:: RECORDS FOR THE TASK

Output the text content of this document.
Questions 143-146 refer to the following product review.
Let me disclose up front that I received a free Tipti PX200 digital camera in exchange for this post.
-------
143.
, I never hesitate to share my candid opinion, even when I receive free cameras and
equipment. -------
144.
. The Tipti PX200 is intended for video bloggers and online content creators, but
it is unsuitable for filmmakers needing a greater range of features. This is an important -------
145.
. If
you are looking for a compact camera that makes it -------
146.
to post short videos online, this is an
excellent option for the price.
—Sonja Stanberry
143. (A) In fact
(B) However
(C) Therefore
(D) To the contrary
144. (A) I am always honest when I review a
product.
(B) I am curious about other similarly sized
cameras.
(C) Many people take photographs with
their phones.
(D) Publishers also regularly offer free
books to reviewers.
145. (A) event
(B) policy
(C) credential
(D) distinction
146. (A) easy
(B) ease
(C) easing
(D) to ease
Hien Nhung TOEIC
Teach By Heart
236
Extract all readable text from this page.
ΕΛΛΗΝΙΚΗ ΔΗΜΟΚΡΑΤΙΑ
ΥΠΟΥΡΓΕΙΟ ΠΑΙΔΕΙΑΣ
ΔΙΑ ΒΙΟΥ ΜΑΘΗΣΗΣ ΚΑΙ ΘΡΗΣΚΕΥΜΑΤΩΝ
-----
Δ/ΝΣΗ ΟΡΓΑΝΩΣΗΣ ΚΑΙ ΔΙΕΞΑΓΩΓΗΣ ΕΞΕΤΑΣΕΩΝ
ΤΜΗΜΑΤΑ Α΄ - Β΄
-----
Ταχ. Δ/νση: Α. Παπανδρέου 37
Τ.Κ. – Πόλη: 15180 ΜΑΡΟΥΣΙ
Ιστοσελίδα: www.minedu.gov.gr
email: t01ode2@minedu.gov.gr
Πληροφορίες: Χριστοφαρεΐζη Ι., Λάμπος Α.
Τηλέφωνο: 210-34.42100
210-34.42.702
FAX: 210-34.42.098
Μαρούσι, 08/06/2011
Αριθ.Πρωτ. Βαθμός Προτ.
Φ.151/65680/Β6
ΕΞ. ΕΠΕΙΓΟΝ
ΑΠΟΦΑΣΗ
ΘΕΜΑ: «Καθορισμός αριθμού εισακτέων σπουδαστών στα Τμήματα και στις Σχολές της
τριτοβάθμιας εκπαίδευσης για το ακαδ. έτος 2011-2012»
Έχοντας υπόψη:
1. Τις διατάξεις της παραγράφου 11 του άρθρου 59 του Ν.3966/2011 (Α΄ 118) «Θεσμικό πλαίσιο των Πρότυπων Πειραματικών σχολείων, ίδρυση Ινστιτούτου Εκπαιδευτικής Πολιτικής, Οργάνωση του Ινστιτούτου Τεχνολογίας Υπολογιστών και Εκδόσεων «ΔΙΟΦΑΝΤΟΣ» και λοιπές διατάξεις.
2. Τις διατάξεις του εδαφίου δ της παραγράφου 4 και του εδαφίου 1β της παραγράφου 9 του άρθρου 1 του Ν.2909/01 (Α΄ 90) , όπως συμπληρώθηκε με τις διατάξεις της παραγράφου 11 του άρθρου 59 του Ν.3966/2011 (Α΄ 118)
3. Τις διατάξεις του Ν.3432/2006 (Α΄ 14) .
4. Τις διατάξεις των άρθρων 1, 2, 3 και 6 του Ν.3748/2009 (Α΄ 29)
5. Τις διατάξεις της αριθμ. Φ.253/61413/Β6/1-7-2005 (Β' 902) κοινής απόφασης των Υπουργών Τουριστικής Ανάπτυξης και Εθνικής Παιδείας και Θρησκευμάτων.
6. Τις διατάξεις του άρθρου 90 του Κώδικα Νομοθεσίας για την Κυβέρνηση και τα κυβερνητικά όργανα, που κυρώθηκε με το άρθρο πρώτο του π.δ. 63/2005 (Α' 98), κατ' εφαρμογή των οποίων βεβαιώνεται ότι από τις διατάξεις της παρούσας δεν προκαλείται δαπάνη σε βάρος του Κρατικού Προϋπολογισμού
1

::::

:: PROBLEM ::
Copy every line above that holds the word "post".

:: RESPONSE TO THE EXERCISE ::
Let me disclose up front that I received a free Tipti PX200 digital camera in exchange for this post.
to post short videos online, this is an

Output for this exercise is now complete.